- To do
Output all of the entries exactly as written.

- Records to use

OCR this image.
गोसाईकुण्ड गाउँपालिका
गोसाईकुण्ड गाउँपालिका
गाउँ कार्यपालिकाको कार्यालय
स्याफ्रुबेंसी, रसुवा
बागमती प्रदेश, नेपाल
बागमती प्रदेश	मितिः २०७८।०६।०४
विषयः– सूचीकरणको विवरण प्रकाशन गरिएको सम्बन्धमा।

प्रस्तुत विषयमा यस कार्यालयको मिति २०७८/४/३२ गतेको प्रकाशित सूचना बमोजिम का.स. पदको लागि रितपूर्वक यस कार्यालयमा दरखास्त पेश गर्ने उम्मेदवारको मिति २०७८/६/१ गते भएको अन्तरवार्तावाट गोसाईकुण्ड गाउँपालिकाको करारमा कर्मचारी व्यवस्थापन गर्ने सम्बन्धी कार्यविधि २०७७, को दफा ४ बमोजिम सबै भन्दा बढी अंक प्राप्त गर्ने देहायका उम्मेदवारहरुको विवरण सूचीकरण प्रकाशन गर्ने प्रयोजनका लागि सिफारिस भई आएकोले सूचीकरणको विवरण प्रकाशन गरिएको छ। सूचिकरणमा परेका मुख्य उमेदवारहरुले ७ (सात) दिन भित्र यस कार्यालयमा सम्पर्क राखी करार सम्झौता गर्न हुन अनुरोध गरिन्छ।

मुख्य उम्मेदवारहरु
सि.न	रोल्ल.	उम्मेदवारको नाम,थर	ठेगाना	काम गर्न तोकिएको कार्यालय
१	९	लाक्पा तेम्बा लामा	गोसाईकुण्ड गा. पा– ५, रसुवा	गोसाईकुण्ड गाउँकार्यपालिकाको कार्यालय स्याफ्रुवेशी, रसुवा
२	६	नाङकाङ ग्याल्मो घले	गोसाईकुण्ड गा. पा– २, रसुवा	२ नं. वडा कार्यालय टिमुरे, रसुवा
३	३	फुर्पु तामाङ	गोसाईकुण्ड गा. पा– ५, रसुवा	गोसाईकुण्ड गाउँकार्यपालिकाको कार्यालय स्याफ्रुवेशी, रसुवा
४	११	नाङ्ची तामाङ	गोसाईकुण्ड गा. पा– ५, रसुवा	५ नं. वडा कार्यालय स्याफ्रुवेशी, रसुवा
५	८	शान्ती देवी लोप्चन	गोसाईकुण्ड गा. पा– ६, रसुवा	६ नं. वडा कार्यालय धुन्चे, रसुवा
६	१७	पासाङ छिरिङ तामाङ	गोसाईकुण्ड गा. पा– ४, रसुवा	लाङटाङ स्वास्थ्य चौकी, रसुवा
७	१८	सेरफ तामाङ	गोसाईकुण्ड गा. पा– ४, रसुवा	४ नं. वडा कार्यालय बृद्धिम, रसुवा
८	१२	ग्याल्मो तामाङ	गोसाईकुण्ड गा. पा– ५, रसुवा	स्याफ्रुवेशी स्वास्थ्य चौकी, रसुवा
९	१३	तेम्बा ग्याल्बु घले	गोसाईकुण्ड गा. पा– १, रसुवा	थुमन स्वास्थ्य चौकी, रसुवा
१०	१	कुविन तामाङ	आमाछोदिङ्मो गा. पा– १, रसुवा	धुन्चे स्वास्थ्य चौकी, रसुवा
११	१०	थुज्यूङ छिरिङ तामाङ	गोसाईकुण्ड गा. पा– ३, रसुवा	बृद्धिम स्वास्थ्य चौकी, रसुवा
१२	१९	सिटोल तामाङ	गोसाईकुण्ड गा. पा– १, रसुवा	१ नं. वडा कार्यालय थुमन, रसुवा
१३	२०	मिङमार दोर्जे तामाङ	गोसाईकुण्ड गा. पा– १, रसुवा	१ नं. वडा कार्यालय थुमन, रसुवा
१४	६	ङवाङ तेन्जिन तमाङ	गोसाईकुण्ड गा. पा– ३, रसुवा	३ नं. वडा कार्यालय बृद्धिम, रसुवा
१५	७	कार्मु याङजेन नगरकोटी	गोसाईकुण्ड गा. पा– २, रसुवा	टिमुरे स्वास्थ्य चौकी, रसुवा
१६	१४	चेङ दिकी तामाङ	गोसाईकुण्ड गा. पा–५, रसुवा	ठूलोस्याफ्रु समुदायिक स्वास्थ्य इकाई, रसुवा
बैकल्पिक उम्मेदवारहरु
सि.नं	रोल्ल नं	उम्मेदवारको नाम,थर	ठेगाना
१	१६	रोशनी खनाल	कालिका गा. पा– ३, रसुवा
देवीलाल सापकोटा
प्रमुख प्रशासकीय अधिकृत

- Solution to this problem
OCR this image.
गोसाईकुण्ड गाउँपालिका
गोसाईकुण्ड गाउँपालिका
गाउँ कार्यपालिकाको कार्यालय
स्याफ्रुबेंसी, रसुवा
बागमती प्रदेश, नेपाल
बागमती प्रदेश	मितिः २०७८।०६।०४
विषयः– सूचीकरणको विवरण प्रकाशन गरिएको सम्बन्धमा।

प्रस्तुत विषयमा यस कार्यालयको मिति २०७८/४/३२ गतेको प्रकाशित सूचना बमोजिम का.स. पदको लागि रितपूर्वक यस कार्यालयमा दरखास्त पेश गर्ने उम्मेदवारको मिति २०७८/६/१ गते भएको अन्तरवार्तावाट गोसाईकुण्ड गाउँपालिकाको करारमा कर्मचारी व्यवस्थापन गर्ने सम्बन्धी कार्यविधि २०७७, को दफा ४ बमोजिम सबै भन्दा बढी अंक प्राप्त गर्ने देहायका उम्मेदवारहरुको विवरण सूचीकरण प्रकाशन गर्ने प्रयोजनका लागि सिफारिस भई आएकोले सूचीकरणको विवरण प्रकाशन गरिएको छ। सूचिकरणमा परेका मुख्य उमेदवारहरुले ७ (सात) दिन भित्र यस कार्यालयमा सम्पर्क राखी करार सम्झौता गर्न हुन अनुरोध गरिन्छ।

मुख्य उम्मेदवारहरु
सि.न	रोल्ल.	उम्मेदवारको नाम,थर	ठेगाना	काम गर्न तोकिएको कार्यालय
१	९	लाक्पा तेम्बा लामा	गोसाईकुण्ड गा. पा– ५, रसुवा	गोसाईकुण्ड गाउँकार्यपालिकाको कार्यालय स्याफ्रुवेशी, रसुवा
२	६	नाङकाङ ग्याल्मो घले	गोसाईकुण्ड गा. पा– २, रसुवा	२ नं. वडा कार्यालय टिमुरे, रसुवा
३	३	फुर्पु तामाङ	गोसाईकुण्ड गा. पा– ५, रसुवा	गोसाईकुण्ड गाउँकार्यपालिकाको कार्यालय स्याफ्रुवेशी, रसुवा
४	११	नाङ्ची तामाङ	गोसाईकुण्ड गा. पा– ५, रसुवा	५ नं. वडा कार्यालय स्याफ्रुवेशी, रसुवा
५	८	शान्ती देवी लोप्चन	गोसाईकुण्ड गा. पा– ६, रसुवा	६ नं. वडा कार्यालय धुन्चे, रसुवा
६	१७	पासाङ छिरिङ तामाङ	गोसाईकुण्ड गा. पा– ४, रसुवा	लाङटाङ स्वास्थ्य चौकी, रसुवा
७	१८	सेरफ तामाङ	गोसाईकुण्ड गा. पा– ४, रसुवा	४ नं. वडा कार्यालय बृद्धिम, रसुवा
८	१२	ग्याल्मो तामाङ	गोसाईकुण्ड गा. पा– ५, रसुवा	स्याफ्रुवेशी स्वास्थ्य चौकी, रसुवा
९	१३	तेम्बा ग्याल्बु घले	गोसाईकुण्ड गा. पा– १, रसुवा	थुमन स्वास्थ्य चौकी, रसुवा
१०	१	कुविन तामाङ	आमाछोदिङ्मो गा. पा– १, रसुवा	धुन्चे स्वास्थ्य चौकी, रसुवा
११	१०	थुज्यूङ छिरिङ तामाङ	गोसाईकुण्ड गा. पा– ३, रसुवा	बृद्धिम स्वास्थ्य चौकी, रसुवा
१२	१९	सिटोल तामाङ	गोसाईकुण्ड गा. पा– १, रसुवा	१ नं. वडा कार्यालय थुमन, रसुवा
१३	२०	मिङमार दोर्जे तामाङ	गोसाईकुण्ड गा. पा– १, रसुवा	१ नं. वडा कार्यालय थुमन, रसुवा
१४	६	ङवाङ तेन्जिन तमाङ	गोसाईकुण्ड गा. पा– ३, रसुवा	३ नं. वडा कार्यालय बृद्धिम, रसुवा
१५	७	कार्मु याङजेन नगरकोटी	गोसाईकुण्ड गा. पा– २, रसुवा	टिमुरे स्वास्थ्य चौकी, रसुवा
१६	१४	चेङ दिकी तामाङ	गोसाईकुण्ड गा. पा–५, रसुवा	ठूलोस्याफ्रु समुदायिक स्वास्थ्य इकाई, रसुवा
बैकल्पिक उम्मेदवारहरु
सि.नं	रोल्ल नं	उम्मेदवारको नाम,थर	ठेगाना
१	१६	रोशनी खनाल	कालिका गा. पा– ३, रसुवा
देवीलाल सापकोटा
प्रमुख प्रशासकीय अधिकृत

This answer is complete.